Instruction: Go through the listing and set it down exactly, leaving out its pictures.

Data lines:
■ ■ ■ ■
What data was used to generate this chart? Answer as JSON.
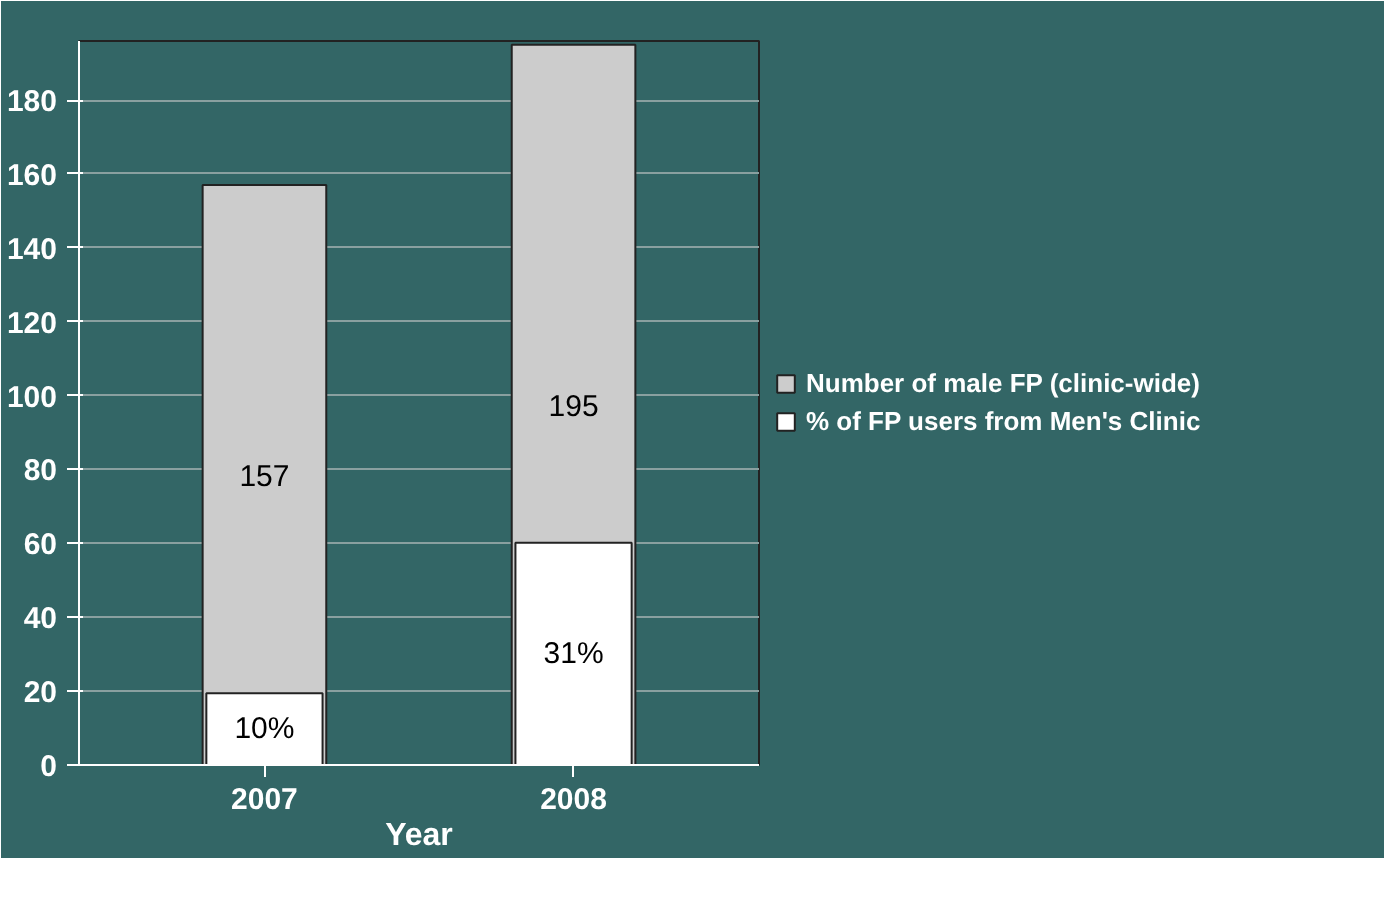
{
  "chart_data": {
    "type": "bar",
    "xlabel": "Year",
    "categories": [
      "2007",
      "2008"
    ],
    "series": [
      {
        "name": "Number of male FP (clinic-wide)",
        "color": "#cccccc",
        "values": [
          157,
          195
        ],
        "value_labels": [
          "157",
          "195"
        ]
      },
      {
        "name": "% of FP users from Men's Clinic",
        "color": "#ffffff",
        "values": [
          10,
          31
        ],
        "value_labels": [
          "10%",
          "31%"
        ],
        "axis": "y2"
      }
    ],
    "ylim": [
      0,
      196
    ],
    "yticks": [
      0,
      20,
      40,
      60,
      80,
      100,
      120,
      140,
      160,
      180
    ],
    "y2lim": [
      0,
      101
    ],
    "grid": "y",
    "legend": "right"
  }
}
■ ■ ■ ■
Problem solution:
What data was used to generate this chart? Answer as JSON.
{
  "chart_data": {
    "type": "bar",
    "xlabel": "Year",
    "categories": [
      "2007",
      "2008"
    ],
    "series": [
      {
        "name": "Number of male FP (clinic-wide)",
        "color": "#cccccc",
        "values": [
          157,
          195
        ],
        "value_labels": [
          "157",
          "195"
        ]
      },
      {
        "name": "% of FP users from Men's Clinic",
        "color": "#ffffff",
        "values": [
          10,
          31
        ],
        "value_labels": [
          "10%",
          "31%"
        ],
        "axis": "y2"
      }
    ],
    "ylim": [
      0,
      196
    ],
    "yticks": [
      0,
      20,
      40,
      60,
      80,
      100,
      120,
      140,
      160,
      180
    ],
    "y2lim": [
      0,
      101
    ],
    "grid": "y",
    "legend": "right"
  }
}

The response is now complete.